§ GOAL OF THE EXERCISE:
Find every line in the records that holds the string "欢迎使用". Copy each one.

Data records
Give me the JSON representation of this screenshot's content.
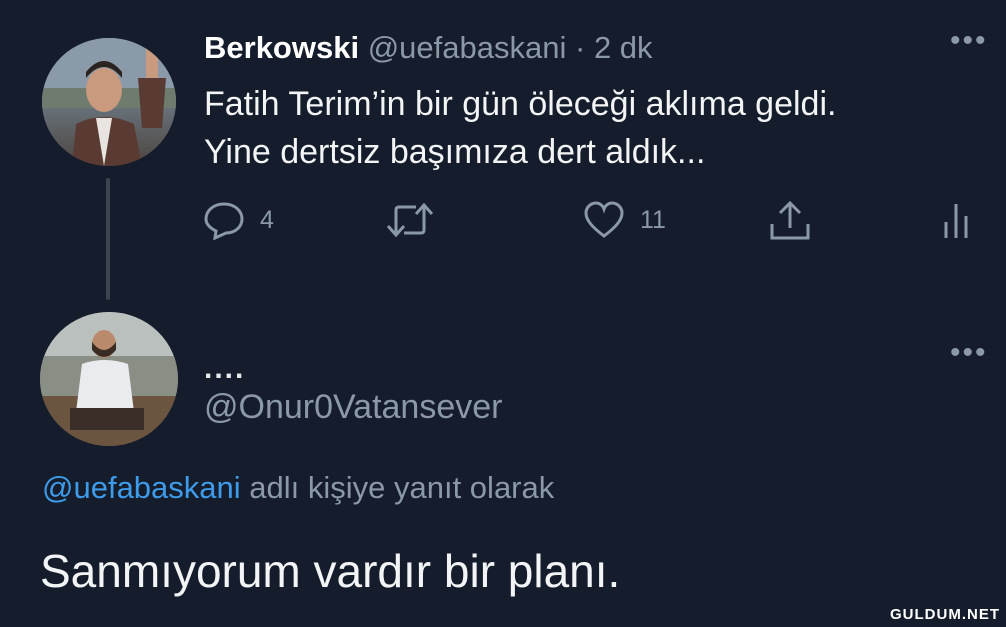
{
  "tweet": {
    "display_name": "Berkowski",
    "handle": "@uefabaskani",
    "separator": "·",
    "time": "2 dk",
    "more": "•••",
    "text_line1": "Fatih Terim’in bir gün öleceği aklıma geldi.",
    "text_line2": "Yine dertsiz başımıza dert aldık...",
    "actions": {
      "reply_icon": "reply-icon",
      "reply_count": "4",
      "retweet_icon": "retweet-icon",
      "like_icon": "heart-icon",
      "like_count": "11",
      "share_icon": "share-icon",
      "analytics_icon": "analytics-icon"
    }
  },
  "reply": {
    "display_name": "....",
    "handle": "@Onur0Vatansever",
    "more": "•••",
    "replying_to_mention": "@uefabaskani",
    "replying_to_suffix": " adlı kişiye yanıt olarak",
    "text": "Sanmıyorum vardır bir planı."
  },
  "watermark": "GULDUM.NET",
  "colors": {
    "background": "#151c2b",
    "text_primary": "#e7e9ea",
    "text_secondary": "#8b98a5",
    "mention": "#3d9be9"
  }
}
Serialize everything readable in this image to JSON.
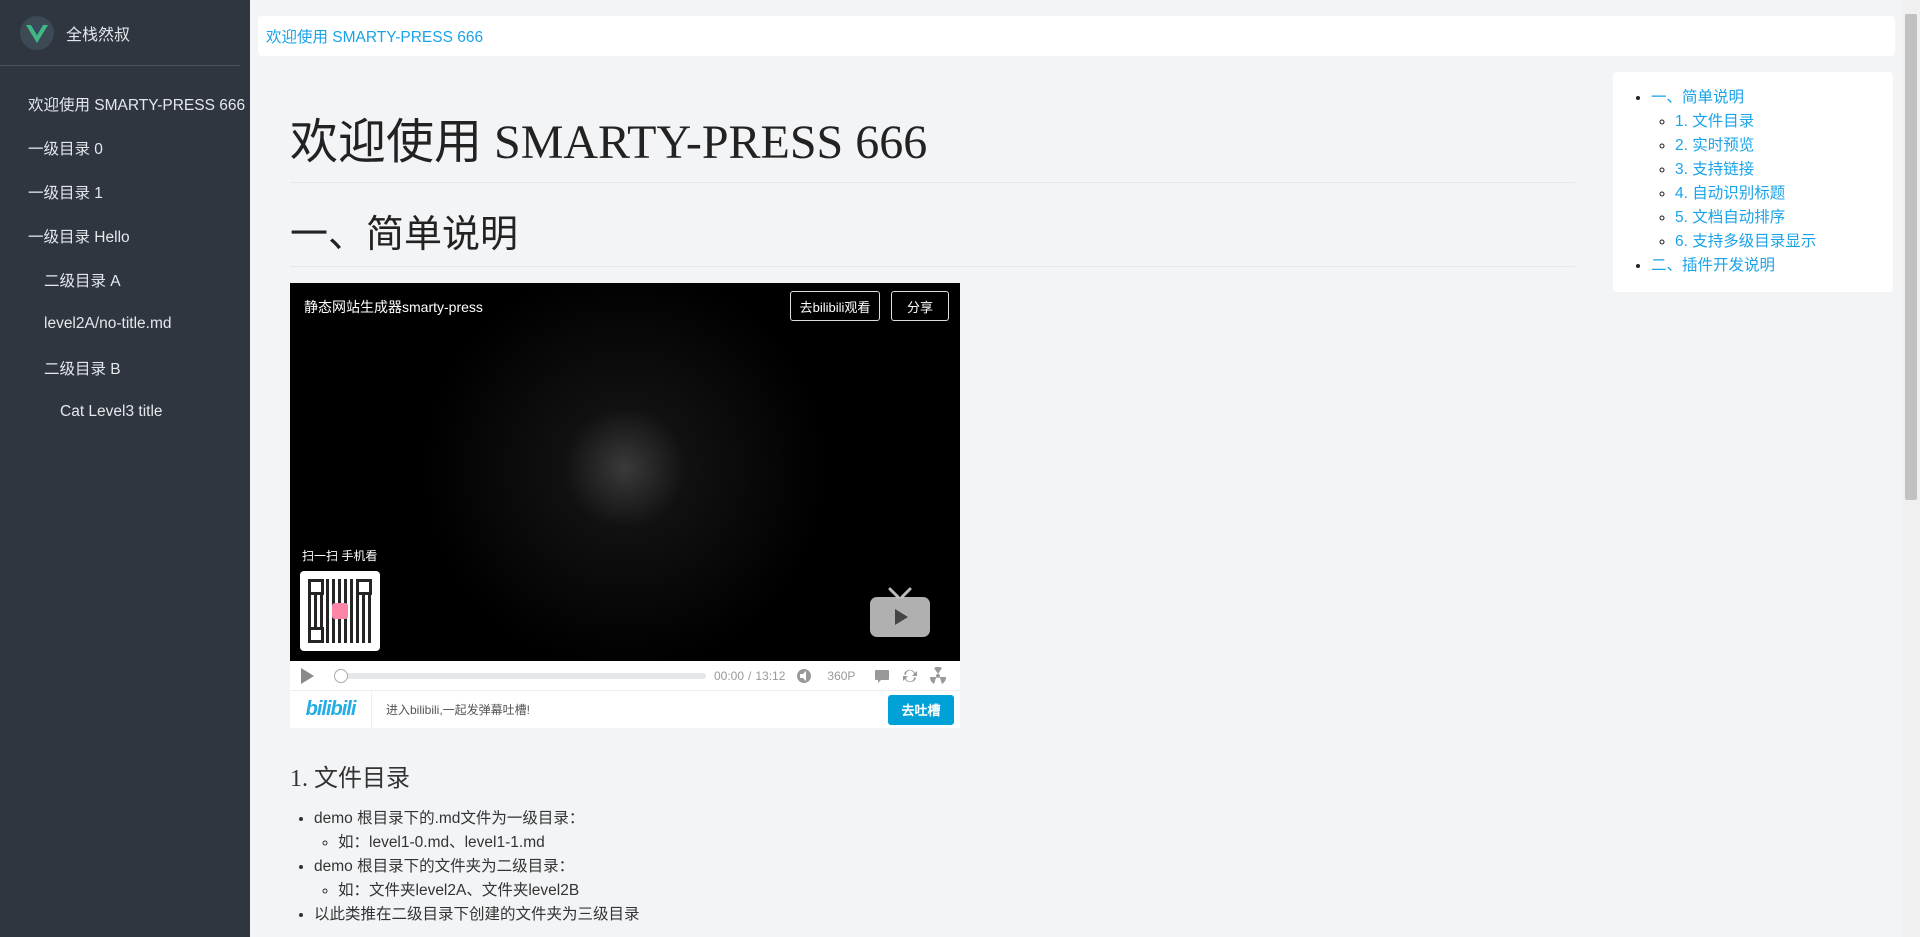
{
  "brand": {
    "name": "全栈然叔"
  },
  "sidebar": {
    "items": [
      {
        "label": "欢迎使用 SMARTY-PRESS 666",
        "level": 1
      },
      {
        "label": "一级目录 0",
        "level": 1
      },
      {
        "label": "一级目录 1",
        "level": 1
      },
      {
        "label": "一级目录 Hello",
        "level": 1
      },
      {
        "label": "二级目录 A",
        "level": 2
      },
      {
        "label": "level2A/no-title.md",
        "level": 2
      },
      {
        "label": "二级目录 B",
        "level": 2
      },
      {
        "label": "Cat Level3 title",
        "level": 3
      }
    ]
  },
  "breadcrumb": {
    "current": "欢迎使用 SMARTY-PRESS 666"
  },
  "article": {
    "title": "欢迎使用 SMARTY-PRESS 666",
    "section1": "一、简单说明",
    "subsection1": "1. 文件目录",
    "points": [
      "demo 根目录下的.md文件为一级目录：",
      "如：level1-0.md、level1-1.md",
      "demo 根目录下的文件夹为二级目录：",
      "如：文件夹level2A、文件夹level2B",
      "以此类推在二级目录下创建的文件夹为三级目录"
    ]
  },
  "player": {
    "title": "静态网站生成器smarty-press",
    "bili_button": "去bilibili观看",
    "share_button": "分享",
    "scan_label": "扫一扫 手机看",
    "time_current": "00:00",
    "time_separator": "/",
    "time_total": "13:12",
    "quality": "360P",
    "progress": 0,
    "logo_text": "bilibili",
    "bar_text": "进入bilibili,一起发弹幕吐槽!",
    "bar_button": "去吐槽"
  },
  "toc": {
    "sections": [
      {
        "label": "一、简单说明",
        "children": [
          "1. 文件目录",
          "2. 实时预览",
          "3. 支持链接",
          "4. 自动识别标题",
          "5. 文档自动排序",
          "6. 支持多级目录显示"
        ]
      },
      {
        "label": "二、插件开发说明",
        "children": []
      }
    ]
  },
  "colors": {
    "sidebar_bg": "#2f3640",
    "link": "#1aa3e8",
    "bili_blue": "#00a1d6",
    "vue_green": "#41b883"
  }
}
--
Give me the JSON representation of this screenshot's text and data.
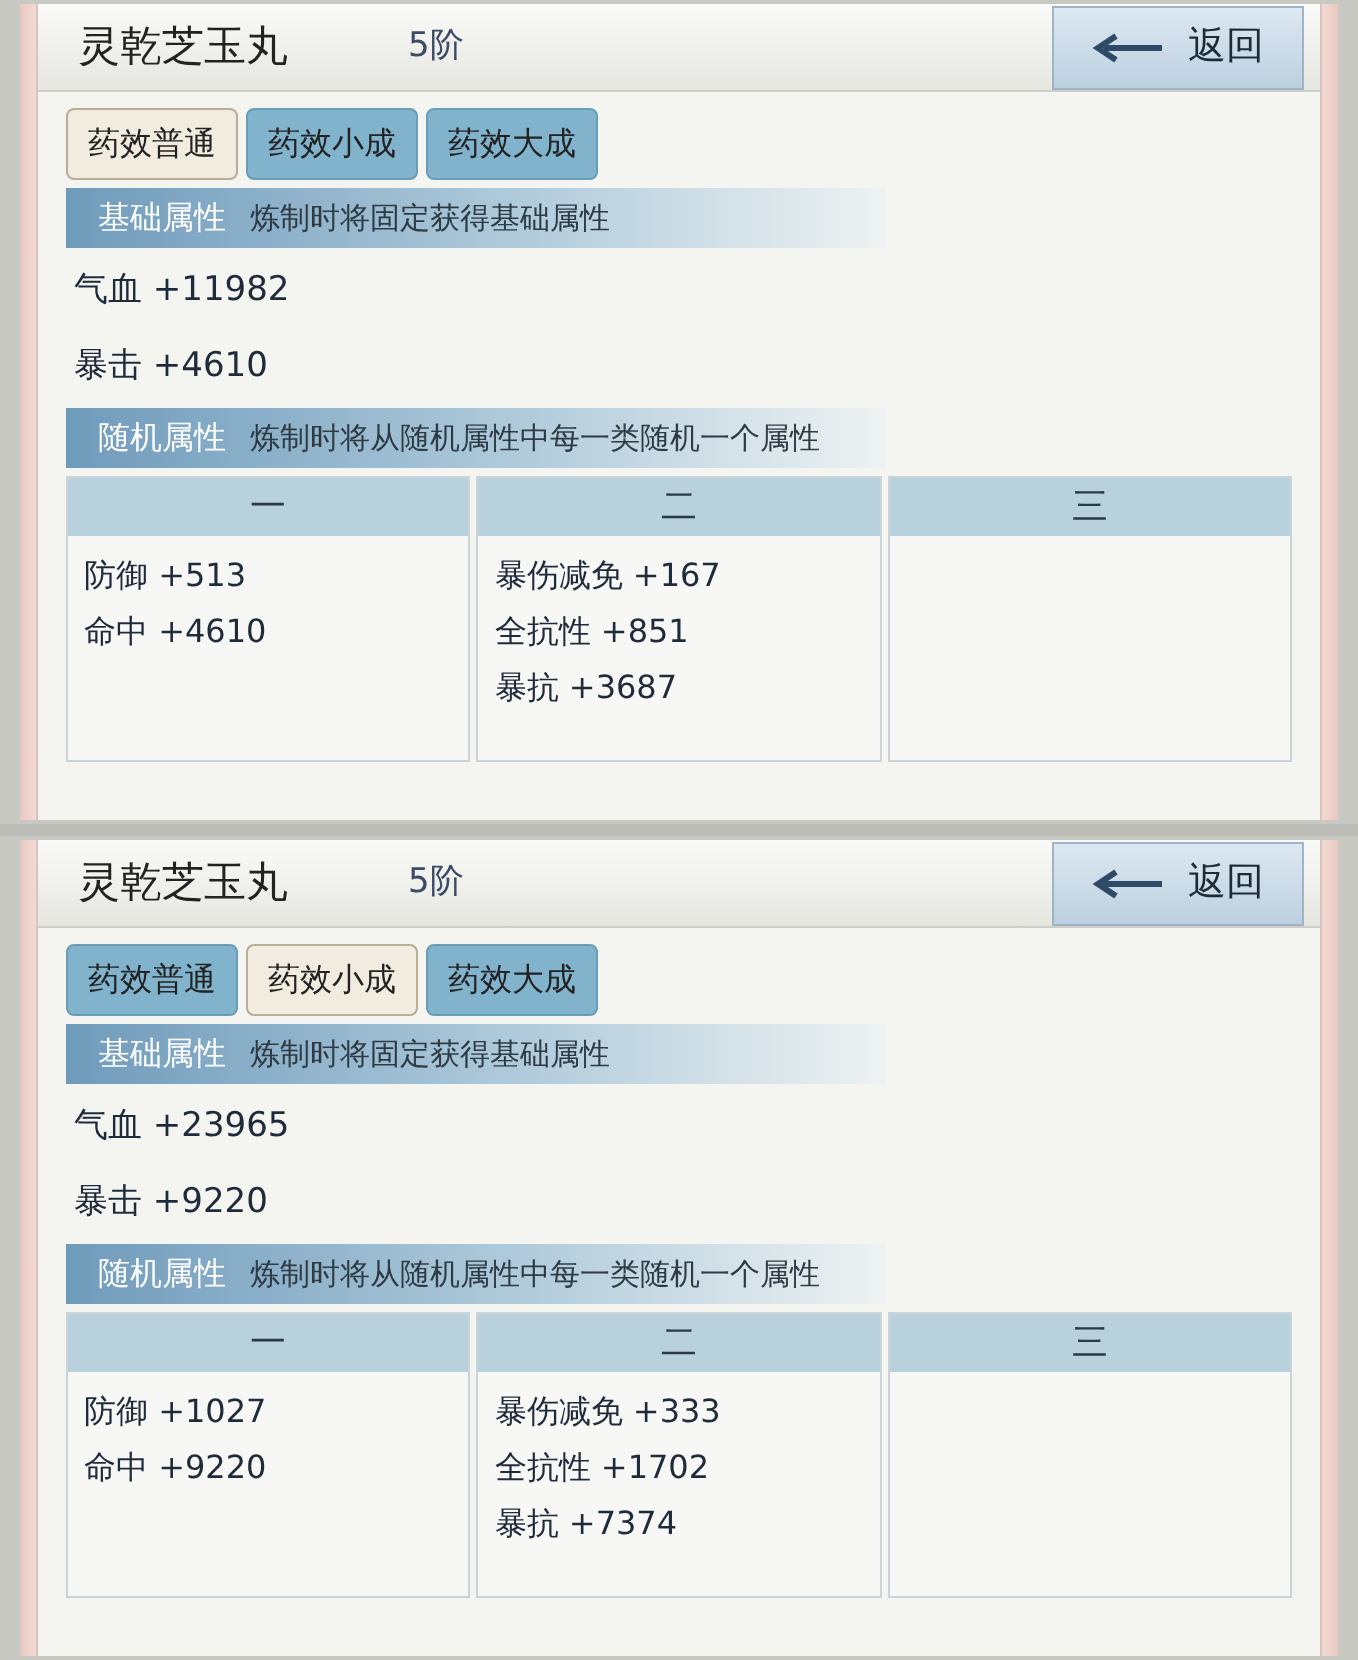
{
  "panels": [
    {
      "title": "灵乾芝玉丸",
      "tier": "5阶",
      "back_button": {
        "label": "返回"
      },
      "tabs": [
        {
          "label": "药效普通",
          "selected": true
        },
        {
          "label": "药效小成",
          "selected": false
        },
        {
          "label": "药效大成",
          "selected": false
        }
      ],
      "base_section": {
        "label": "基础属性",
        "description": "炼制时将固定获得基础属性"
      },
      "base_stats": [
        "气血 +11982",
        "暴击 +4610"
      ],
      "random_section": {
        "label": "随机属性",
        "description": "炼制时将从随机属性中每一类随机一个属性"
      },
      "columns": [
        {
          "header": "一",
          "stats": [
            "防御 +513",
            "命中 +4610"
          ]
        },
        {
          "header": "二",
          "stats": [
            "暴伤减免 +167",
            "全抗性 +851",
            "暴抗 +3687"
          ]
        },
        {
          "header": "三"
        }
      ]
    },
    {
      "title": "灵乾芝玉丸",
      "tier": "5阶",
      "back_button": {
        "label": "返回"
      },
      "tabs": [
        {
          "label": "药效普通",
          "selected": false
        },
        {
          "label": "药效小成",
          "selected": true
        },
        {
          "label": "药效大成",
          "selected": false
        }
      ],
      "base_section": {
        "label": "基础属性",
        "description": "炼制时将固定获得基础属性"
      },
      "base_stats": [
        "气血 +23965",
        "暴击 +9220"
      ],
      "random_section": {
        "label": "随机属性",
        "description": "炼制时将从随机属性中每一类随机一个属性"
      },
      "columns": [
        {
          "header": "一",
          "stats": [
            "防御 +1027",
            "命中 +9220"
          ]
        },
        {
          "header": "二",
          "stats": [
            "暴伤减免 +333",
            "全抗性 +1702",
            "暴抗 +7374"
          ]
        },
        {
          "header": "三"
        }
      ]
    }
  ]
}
* * *
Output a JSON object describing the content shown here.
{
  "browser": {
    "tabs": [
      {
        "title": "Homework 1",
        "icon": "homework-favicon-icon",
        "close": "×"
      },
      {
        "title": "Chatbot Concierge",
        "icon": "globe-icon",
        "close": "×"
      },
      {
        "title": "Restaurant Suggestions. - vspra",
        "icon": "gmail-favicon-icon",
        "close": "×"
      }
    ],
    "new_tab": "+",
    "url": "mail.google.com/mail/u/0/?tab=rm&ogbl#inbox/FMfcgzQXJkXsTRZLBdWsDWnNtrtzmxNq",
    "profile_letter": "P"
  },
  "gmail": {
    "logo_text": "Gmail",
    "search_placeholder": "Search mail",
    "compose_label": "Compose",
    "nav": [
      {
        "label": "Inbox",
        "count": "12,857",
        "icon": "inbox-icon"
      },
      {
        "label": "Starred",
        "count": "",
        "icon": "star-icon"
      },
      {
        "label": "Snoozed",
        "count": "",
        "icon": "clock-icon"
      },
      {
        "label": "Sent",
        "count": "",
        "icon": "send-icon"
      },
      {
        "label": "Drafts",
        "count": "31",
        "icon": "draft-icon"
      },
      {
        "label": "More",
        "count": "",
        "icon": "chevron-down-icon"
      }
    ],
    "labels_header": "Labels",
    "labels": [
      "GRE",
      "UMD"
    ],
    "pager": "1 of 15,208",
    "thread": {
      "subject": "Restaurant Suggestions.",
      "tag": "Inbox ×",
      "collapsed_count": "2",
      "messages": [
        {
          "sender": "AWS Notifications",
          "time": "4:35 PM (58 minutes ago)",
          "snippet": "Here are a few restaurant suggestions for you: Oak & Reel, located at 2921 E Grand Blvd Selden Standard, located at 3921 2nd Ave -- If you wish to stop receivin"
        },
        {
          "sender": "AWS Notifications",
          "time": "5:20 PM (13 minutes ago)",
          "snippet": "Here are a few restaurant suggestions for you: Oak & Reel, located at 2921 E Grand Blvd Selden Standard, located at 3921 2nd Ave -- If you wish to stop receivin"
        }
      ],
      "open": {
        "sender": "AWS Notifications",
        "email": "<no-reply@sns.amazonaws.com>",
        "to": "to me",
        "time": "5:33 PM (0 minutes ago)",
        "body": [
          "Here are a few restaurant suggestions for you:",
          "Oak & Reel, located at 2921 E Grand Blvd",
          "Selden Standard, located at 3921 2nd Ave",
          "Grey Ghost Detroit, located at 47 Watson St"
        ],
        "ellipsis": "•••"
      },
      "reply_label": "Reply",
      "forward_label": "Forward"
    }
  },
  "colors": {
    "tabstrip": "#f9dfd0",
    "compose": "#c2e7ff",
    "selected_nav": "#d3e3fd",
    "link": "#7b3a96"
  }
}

§ EXERCISE OUTPUT:
        "label": "欢迎使用 SMARTY-PRESS 666",
    "current": "欢迎使用 SMARTY-PRESS 666"
    "title": "欢迎使用 SMARTY-PRESS 666",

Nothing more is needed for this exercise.